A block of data
(begin)

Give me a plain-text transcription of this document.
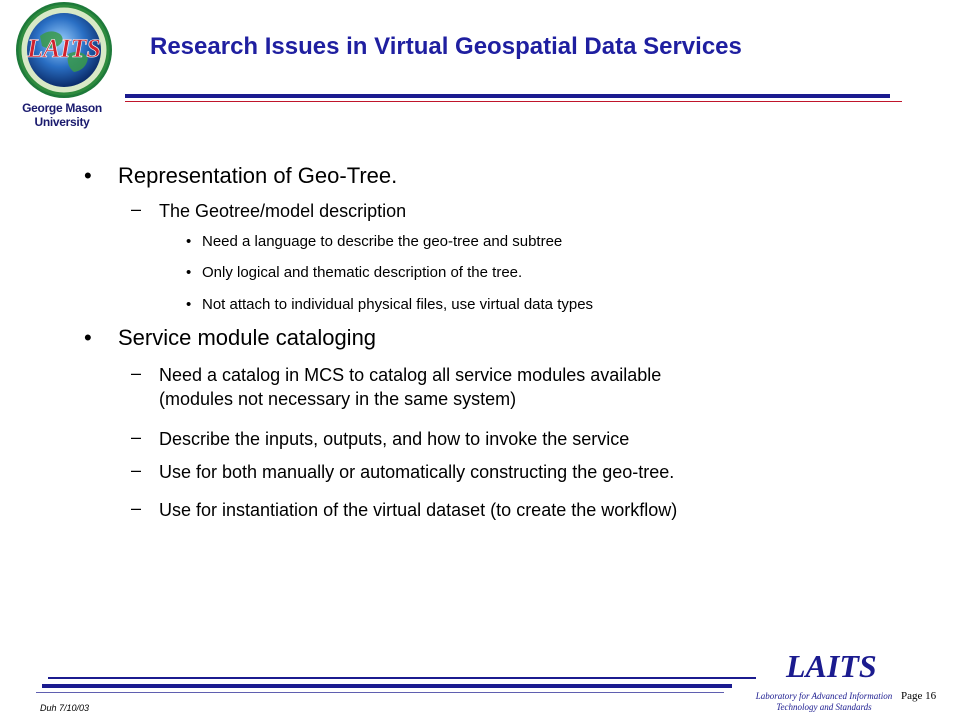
LAITS
George Mason University
Research Issues in Virtual Geospatial Data Services
• Representation of Geo-Tree.
– The Geotree/model description
• Need a language to describe the geo-tree and subtree
• Only logical and thematic description of the tree.
• Not attach to individual physical files, use virtual data types
• Service module cataloging
– Need a catalog in MCS to catalog all service modules available
(modules not necessary in the same system)
– Describe the inputs, outputs, and how to invoke the service
– Use for both manually or automatically constructing the geo-tree.
– Use for instantiation of the virtual dataset (to create the workflow)
LAITS
Laboratory for Advanced Information
Technology and Standards
Page 16
Duh 7/10/03
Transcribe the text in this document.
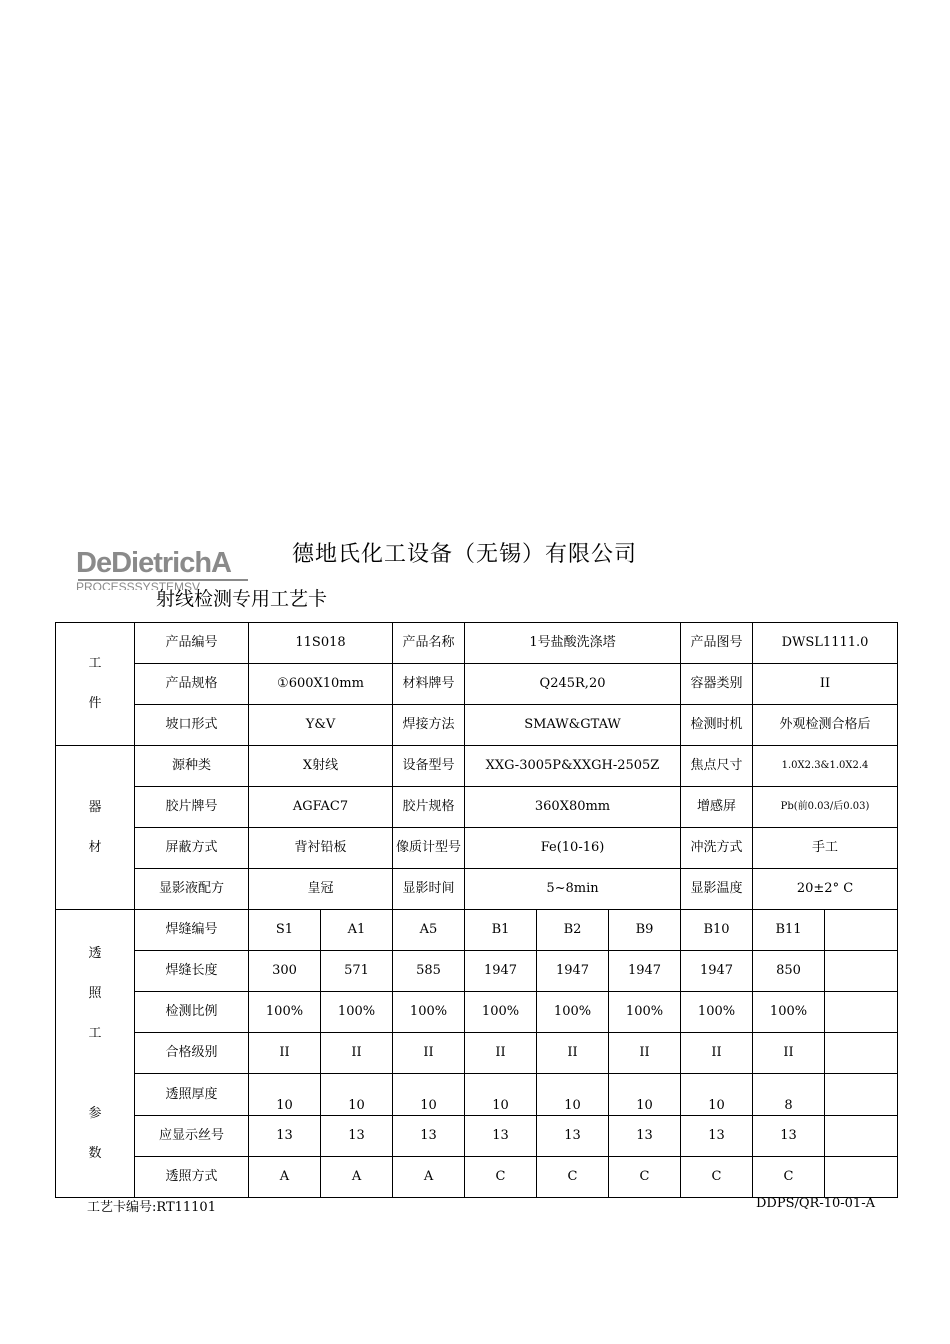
DeDietrichA
PROCESSSYSTEMSV
德地氏化工设备（无锡）有限公司
射线检测专用工艺卡
工
件	产品编号	11S018		产品名称	1号盐酸洗涤塔			产品图号	DWSL1111.0	
	产品规格	①600X10mm		材料牌号	Q245R,20			容器类别	II	
	坡口形式	Y&V		焊接方法	SMAW&GTAW			检测时机	外观检测合格后	
器
材	源种类	X射线		设备型号	XXG-3005P&XXGH-2505Z			焦点尺寸	1.0X2.3&1.0X2.4	
	胶片牌号	AGFAC7		胶片规格	360X80mm			增感屏	Pb(前0.03/后0.03)	
	屏蔽方式	背衬铅板		像质计型号	Fe(10-16)			冲洗方式	手工	
	显影液配方	皇冠		显影时间	5~8min			显影温度	20±2° C	
透
照
工

参
数	焊缝编号	S1	A1	A5	B1	B2	B9	B10	B11	
	焊缝长度	300	571	585	1947	1947	1947	1947	850	
	检测比例	100%	100%	100%	100%	100%	100%	100%	100%	
	合格级别	II	II	II	II	II	II	II	II	
	透照厚度	10	10	10	10	10	10	10	8	
	应显示丝号	13	13	13	13	13	13	13	13	
	透照方式	A	A	A	C	C	C	C	C	
工艺卡编号:RT11101	DDPS/QR-10-01-A
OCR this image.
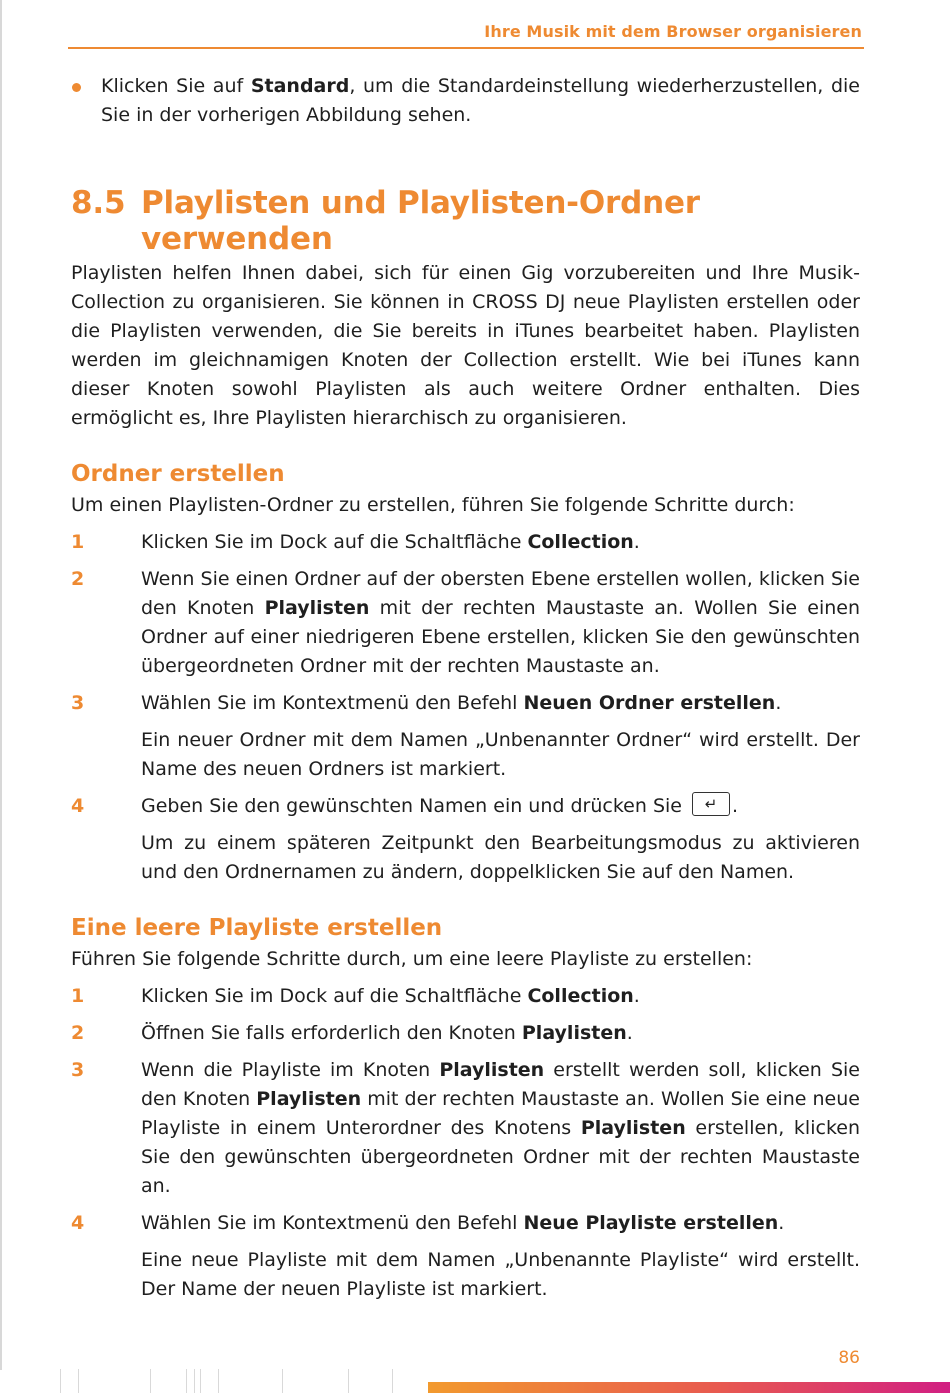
Ihre Musik mit dem Browser organisieren
Klicken Sie auf Standard, um die Standardeinstellung wiederherzustellen, die Sie in der vorherigen Abbildung sehen.
8.5 Playlisten und Playlisten-Ordner verwenden
Playlisten helfen Ihnen dabei, sich für einen Gig vorzubereiten und Ihre Musik-Collection zu organisieren. Sie können in CROSS DJ neue Playlisten erstellen oder die Playlisten verwenden, die Sie bereits in iTunes bearbeitet haben. Playlisten werden im gleichnamigen Knoten der Collection erstellt. Wie bei iTunes kann dieser Knoten sowohl Playlisten als auch weitere Ordner enthalten. Dies ermöglicht es, Ihre Playlisten hierarchisch zu organisieren.
Ordner erstellen
Um einen Playlisten-Ordner zu erstellen, führen Sie folgende Schritte durch:
1	Klicken Sie im Dock auf die Schaltfläche Collection.
2	Wenn Sie einen Ordner auf der obersten Ebene erstellen wollen, klicken Sie den Knoten Playlisten mit der rechten Maustaste an. Wollen Sie einen Ordner auf einer niedrigeren Ebene erstellen, klicken Sie den gewünschten übergeordneten Ordner mit der rechten Maustaste an.
3	Wählen Sie im Kontextmenü den Befehl Neuen Ordner erstellen.
Ein neuer Ordner mit dem Namen „Unbenannter Ordner“ wird erstellt. Der Name des neuen Ordners ist markiert.
4	Geben Sie den gewünschten Namen ein und drücken Sie ↵ .
Um zu einem späteren Zeitpunkt den Bearbeitungsmodus zu aktivieren und den Ordnernamen zu ändern, doppelklicken Sie auf den Namen.
Eine leere Playliste erstellen
Führen Sie folgende Schritte durch, um eine leere Playliste zu erstellen:
1	Klicken Sie im Dock auf die Schaltfläche Collection.
2	Öffnen Sie falls erforderlich den Knoten Playlisten.
3	Wenn die Playliste im Knoten Playlisten erstellt werden soll, klicken Sie den Knoten Playlisten mit der rechten Maustaste an. Wollen Sie eine neue Playliste in einem Unterordner des Knotens Playlisten erstellen, klicken Sie den gewünschten übergeordneten Ordner mit der rechten Maustaste an.
4	Wählen Sie im Kontextmenü den Befehl Neue Playliste erstellen.
Eine neue Playliste mit dem Namen „Unbenannte Playliste“ wird erstellt. Der Name der neuen Playliste ist markiert.
86
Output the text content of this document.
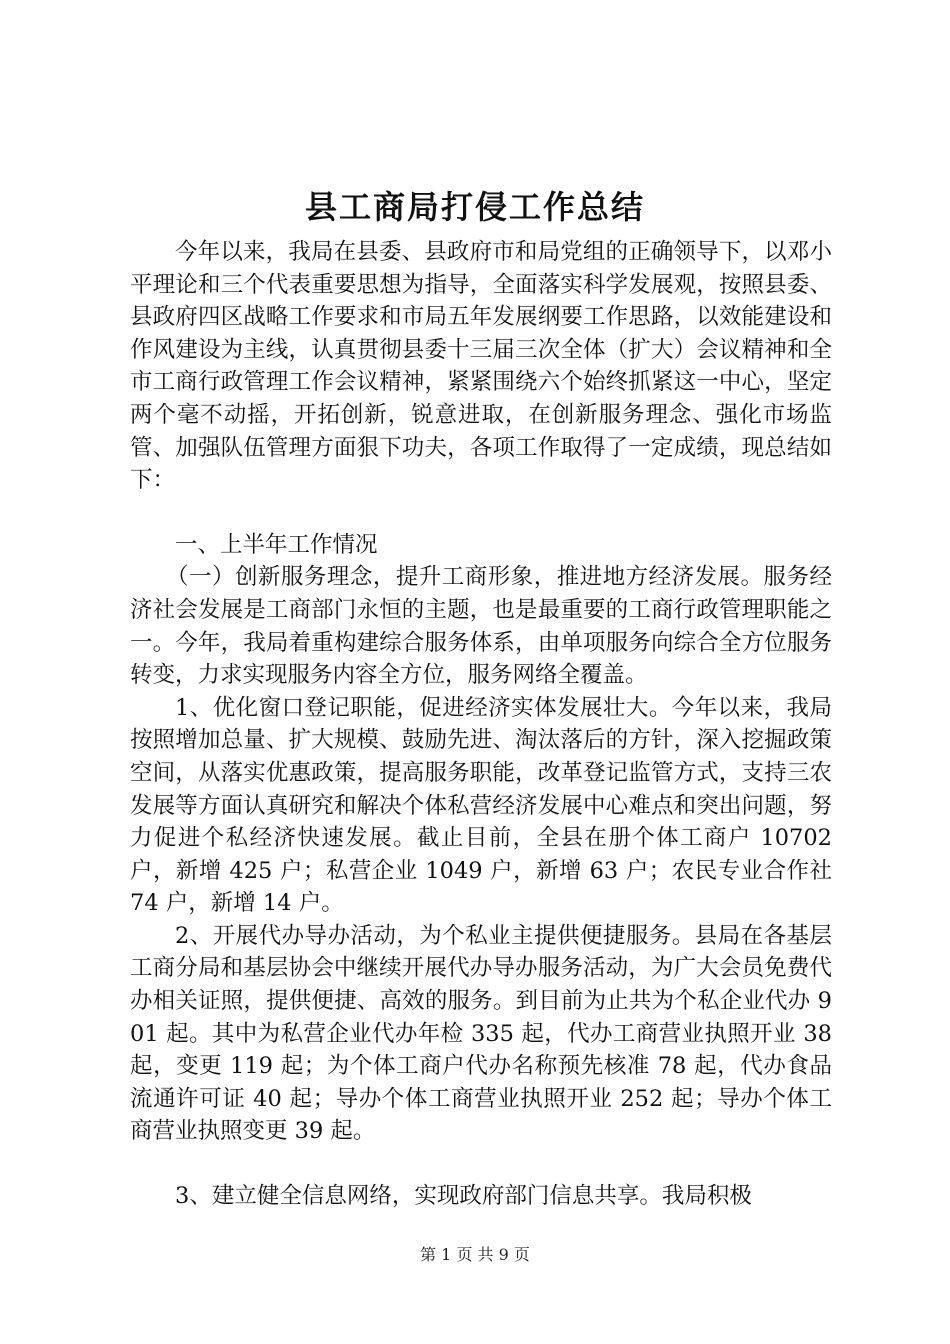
县工商局打侵工作总结

今年以来，我局在县委、县政府市和局党组的正确领导下，以邓小平理论和三个代表重要思想为指导，全面落实科学发展观，按照县委、县政府四区战略工作要求和市局五年发展纲要工作思路，以效能建设和作风建设为主线，认真贯彻县委十三届三次全体（扩大）会议精神和全市工商行政管理工作会议精神，紧紧围绕六个始终抓紧这一中心，坚定两个毫不动摇，开拓创新，锐意进取，在创新服务理念、强化市场监管、加强队伍管理方面狠下功夫，各项工作取得了一定成绩，现总结如下：

一、上半年工作情况

（一）创新服务理念，提升工商形象，推进地方经济发展。服务经济社会发展是工商部门永恒的主题，也是最重要的工商行政管理职能之一。今年，我局着重构建综合服务体系，由单项服务向综合全方位服务转变，力求实现服务内容全方位，服务网络全覆盖。

1、优化窗口登记职能，促进经济实体发展壮大。今年以来，我局按照增加总量、扩大规模、鼓励先进、淘汰落后的方针，深入挖掘政策空间，从落实优惠政策，提高服务职能，改革登记监管方式，支持三农发展等方面认真研究和解决个体私营经济发展中心难点和突出问题，努力促进个私经济快速发展。截止目前，全县在册个体工商户 10702 户，新增 425 户；私营企业 1049 户，新增 63 户；农民专业合作社 74 户，新增 14 户。

2、开展代办导办活动，为个私业主提供便捷服务。县局在各基层工商分局和基层协会中继续开展代办导办服务活动，为广大会员免费代办相关证照，提供便捷、高效的服务。到目前为止共为个私企业代办 901 起。其中为私营企业代办年检 335 起，代办工商营业执照开业 38 起，变更 119 起；为个体工商户代办名称预先核准 78 起，代办食品流通许可证 40 起；导办个体工商营业执照开业 252 起；导办个体工商营业执照变更 39 起。

3、建立健全信息网络，实现政府部门信息共享。我局积极

第 1 页 共 9 页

(end)

Your task is to copy the entries in full and exactly, without any images.

Exercise response
Give me a plain-text transcription of this document.
LAITS
George Mason University
Research Issues in Virtual Geospatial Data Services
• Representation of Geo-Tree.
– The Geotree/model description
• Need a language to describe the geo-tree and subtree
• Only logical and thematic description of the tree.
• Not attach to individual physical files, use virtual data types
• Service module cataloging
– Need a catalog in MCS to catalog all service modules available
(modules not necessary in the same system)
– Describe the inputs, outputs, and how to invoke the service
– Use for both manually or automatically constructing the geo-tree.
– Use for instantiation of the virtual dataset (to create the workflow)
LAITS
Laboratory for Advanced Information
Technology and Standards
Page 16
Duh 7/10/03
Transcribe the text in this document.
DeDietrichA
PROCESSSYSTEMSV
德地氏化工设备（无锡）有限公司
射线检测专用工艺卡
工
件	产品编号	11S018		产品名称	1号盐酸洗涤塔			产品图号	DWSL1111.0	
	产品规格	①600X10mm		材料牌号	Q245R,20			容器类别	II	
	坡口形式	Y&V		焊接方法	SMAW&GTAW			检测时机	外观检测合格后	
器
材	源种类	X射线		设备型号	XXG-3005P&XXGH-2505Z			焦点尺寸	1.0X2.3&1.0X2.4	
	胶片牌号	AGFAC7		胶片规格	360X80mm			增感屏	Pb(前0.03/后0.03)	
	屏蔽方式	背衬铅板		像质计型号	Fe(10-16)			冲洗方式	手工	
	显影液配方	皇冠		显影时间	5~8min			显影温度	20±2° C	
透
照
工

参
数	焊缝编号	S1	A1	A5	B1	B2	B9	B10	B11	
	焊缝长度	300	571	585	1947	1947	1947	1947	850	
	检测比例	100%	100%	100%	100%	100%	100%	100%	100%	
	合格级别	II	II	II	II	II	II	II	II	
	透照厚度	10	10	10	10	10	10	10	8	
	应显示丝号	13	13	13	13	13	13	13	13	
	透照方式	A	A	A	C	C	C	C	C	
工艺卡编号:RT11101	DDPS/QR-10-01-A
OCR this image.
Ihre Musik mit dem Browser organisieren
Klicken Sie auf Standard, um die Standardeinstellung wiederherzustellen, die Sie in der vorherigen Abbildung sehen.
8.5 Playlisten und Playlisten-Ordner verwenden
Playlisten helfen Ihnen dabei, sich für einen Gig vorzubereiten und Ihre Musik-Collection zu organisieren. Sie können in CROSS DJ neue Playlisten erstellen oder die Playlisten verwenden, die Sie bereits in iTunes bearbeitet haben. Playlisten werden im gleichnamigen Knoten der Collection erstellt. Wie bei iTunes kann dieser Knoten sowohl Playlisten als auch weitere Ordner enthalten. Dies ermöglicht es, Ihre Playlisten hierarchisch zu organisieren.
Ordner erstellen
Um einen Playlisten-Ordner zu erstellen, führen Sie folgende Schritte durch:
1	Klicken Sie im Dock auf die Schaltfläche Collection.
2	Wenn Sie einen Ordner auf der obersten Ebene erstellen wollen, klicken Sie den Knoten Playlisten mit der rechten Maustaste an. Wollen Sie einen Ordner auf einer niedrigeren Ebene erstellen, klicken Sie den gewünschten übergeordneten Ordner mit der rechten Maustaste an.
3	Wählen Sie im Kontextmenü den Befehl Neuen Ordner erstellen.
Ein neuer Ordner mit dem Namen „Unbenannter Ordner“ wird erstellt. Der Name des neuen Ordners ist markiert.
4	Geben Sie den gewünschten Namen ein und drücken Sie ↵ .
Um zu einem späteren Zeitpunkt den Bearbeitungsmodus zu aktivieren und den Ordnernamen zu ändern, doppelklicken Sie auf den Namen.
Eine leere Playliste erstellen
Führen Sie folgende Schritte durch, um eine leere Playliste zu erstellen:
1	Klicken Sie im Dock auf die Schaltfläche Collection.
2	Öffnen Sie falls erforderlich den Knoten Playlisten.
3	Wenn die Playliste im Knoten Playlisten erstellt werden soll, klicken Sie den Knoten Playlisten mit der rechten Maustaste an. Wollen Sie eine neue Playliste in einem Unterordner des Knotens Playlisten erstellen, klicken Sie den gewünschten übergeordneten Ordner mit der rechten Maustaste an.
4	Wählen Sie im Kontextmenü den Befehl Neue Playliste erstellen.
Eine neue Playliste mit dem Namen „Unbenannte Playliste“ wird erstellt. Der Name der neuen Playliste ist markiert.
86
Output the text content of this document.
县工商局打侵工作总结

今年以来，我局在县委、县政府市和局党组的正确领导下，以邓小平理论和三个代表重要思想为指导，全面落实科学发展观，按照县委、县政府四区战略工作要求和市局五年发展纲要工作思路，以效能建设和作风建设为主线，认真贯彻县委十三届三次全体（扩大）会议精神和全市工商行政管理工作会议精神，紧紧围绕六个始终抓紧这一中心，坚定两个毫不动摇，开拓创新，锐意进取，在创新服务理念、强化市场监管、加强队伍管理方面狠下功夫，各项工作取得了一定成绩，现总结如下：

一、上半年工作情况

（一）创新服务理念，提升工商形象，推进地方经济发展。服务经济社会发展是工商部门永恒的主题，也是最重要的工商行政管理职能之一。今年，我局着重构建综合服务体系，由单项服务向综合全方位服务转变，力求实现服务内容全方位，服务网络全覆盖。

1、优化窗口登记职能，促进经济实体发展壮大。今年以来，我局按照增加总量、扩大规模、鼓励先进、淘汰落后的方针，深入挖掘政策空间，从落实优惠政策，提高服务职能，改革登记监管方式，支持三农发展等方面认真研究和解决个体私营经济发展中心难点和突出问题，努力促进个私经济快速发展。截止目前，全县在册个体工商户 10702 户，新增 425 户；私营企业 1049 户，新增 63 户；农民专业合作社 74 户，新增 14 户。

2、开展代办导办活动，为个私业主提供便捷服务。县局在各基层工商分局和基层协会中继续开展代办导办服务活动，为广大会员免费代办相关证照，提供便捷、高效的服务。到目前为止共为个私企业代办 901 起。其中为私营企业代办年检 335 起，代办工商营业执照开业 38 起，变更 119 起；为个体工商户代办名称预先核准 78 起，代办食品流通许可证 40 起；导办个体工商营业执照开业 252 起；导办个体工商营业执照变更 39 起。

3、建立健全信息网络，实现政府部门信息共享。我局积极

第 1 页 共 9 页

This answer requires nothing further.